▸ Task requirements
Where a line contains the word "Transistors", copy that line.

▸ Exercise material
_ _ _

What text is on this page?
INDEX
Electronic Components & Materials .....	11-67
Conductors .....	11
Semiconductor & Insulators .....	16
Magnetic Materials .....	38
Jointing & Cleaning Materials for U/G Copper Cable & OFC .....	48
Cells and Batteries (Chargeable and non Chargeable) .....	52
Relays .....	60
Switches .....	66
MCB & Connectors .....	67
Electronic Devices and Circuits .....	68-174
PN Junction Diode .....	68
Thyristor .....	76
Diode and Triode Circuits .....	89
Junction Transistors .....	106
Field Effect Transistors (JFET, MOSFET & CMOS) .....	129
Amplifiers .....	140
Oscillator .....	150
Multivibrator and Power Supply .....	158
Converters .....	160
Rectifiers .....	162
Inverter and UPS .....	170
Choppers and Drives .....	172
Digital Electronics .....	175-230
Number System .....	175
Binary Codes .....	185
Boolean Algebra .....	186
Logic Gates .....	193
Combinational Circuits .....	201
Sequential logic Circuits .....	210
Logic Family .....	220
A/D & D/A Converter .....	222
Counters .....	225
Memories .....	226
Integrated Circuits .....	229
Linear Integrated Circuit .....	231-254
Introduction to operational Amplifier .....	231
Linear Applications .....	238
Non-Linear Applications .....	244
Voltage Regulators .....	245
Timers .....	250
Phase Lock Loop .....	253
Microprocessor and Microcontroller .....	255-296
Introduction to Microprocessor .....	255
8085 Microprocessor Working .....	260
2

_ _ _

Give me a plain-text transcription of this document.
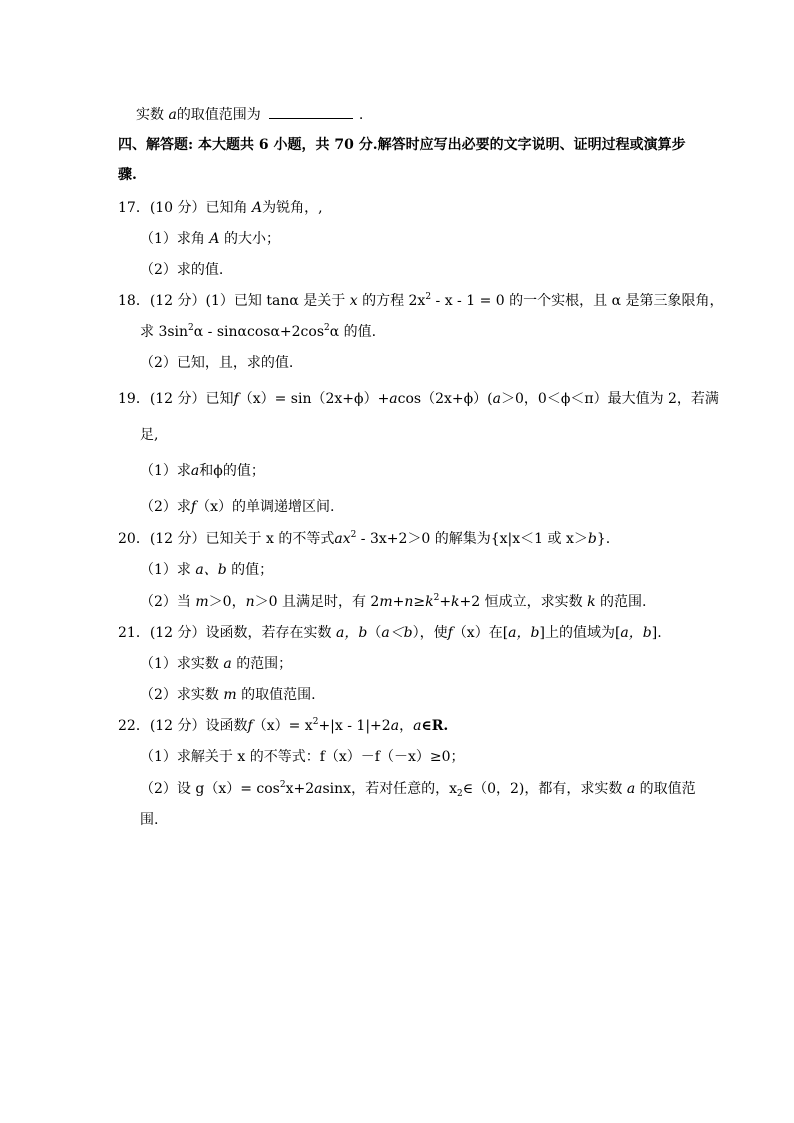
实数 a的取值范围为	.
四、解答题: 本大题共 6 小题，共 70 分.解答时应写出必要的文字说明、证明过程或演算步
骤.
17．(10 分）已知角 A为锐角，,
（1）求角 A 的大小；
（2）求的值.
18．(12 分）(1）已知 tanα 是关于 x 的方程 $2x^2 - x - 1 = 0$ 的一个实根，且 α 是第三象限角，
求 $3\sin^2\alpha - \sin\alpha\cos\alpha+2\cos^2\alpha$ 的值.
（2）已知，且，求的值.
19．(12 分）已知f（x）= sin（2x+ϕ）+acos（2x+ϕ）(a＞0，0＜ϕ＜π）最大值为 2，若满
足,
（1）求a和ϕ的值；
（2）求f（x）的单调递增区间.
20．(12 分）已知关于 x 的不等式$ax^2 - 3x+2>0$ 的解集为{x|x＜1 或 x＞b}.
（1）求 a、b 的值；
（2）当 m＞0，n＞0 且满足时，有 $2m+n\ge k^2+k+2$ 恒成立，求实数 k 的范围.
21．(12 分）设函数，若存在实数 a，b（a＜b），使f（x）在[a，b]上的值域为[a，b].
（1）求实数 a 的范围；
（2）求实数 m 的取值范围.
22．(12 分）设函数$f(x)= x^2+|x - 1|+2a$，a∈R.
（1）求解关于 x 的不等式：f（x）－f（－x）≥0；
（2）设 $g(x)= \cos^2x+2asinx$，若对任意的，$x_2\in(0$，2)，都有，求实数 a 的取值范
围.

_ _ _

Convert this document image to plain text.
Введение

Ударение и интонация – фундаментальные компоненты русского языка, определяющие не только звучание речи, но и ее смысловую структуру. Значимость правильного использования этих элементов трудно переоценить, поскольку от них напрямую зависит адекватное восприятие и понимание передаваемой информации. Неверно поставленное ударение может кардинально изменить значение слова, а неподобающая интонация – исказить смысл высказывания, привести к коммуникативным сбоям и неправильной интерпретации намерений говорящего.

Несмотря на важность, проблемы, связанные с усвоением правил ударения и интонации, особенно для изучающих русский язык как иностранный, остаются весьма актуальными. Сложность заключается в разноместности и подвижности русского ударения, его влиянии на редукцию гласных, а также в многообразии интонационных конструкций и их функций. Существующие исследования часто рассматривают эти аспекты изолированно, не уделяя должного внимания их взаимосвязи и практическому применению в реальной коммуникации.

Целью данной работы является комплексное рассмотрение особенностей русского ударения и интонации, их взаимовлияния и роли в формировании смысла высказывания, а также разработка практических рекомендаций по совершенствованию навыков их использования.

_ _ _

▸ Exercise response
Junction Transistors .....	106
Field Effect Transistors (JFET, MOSFET & CMOS) .....	129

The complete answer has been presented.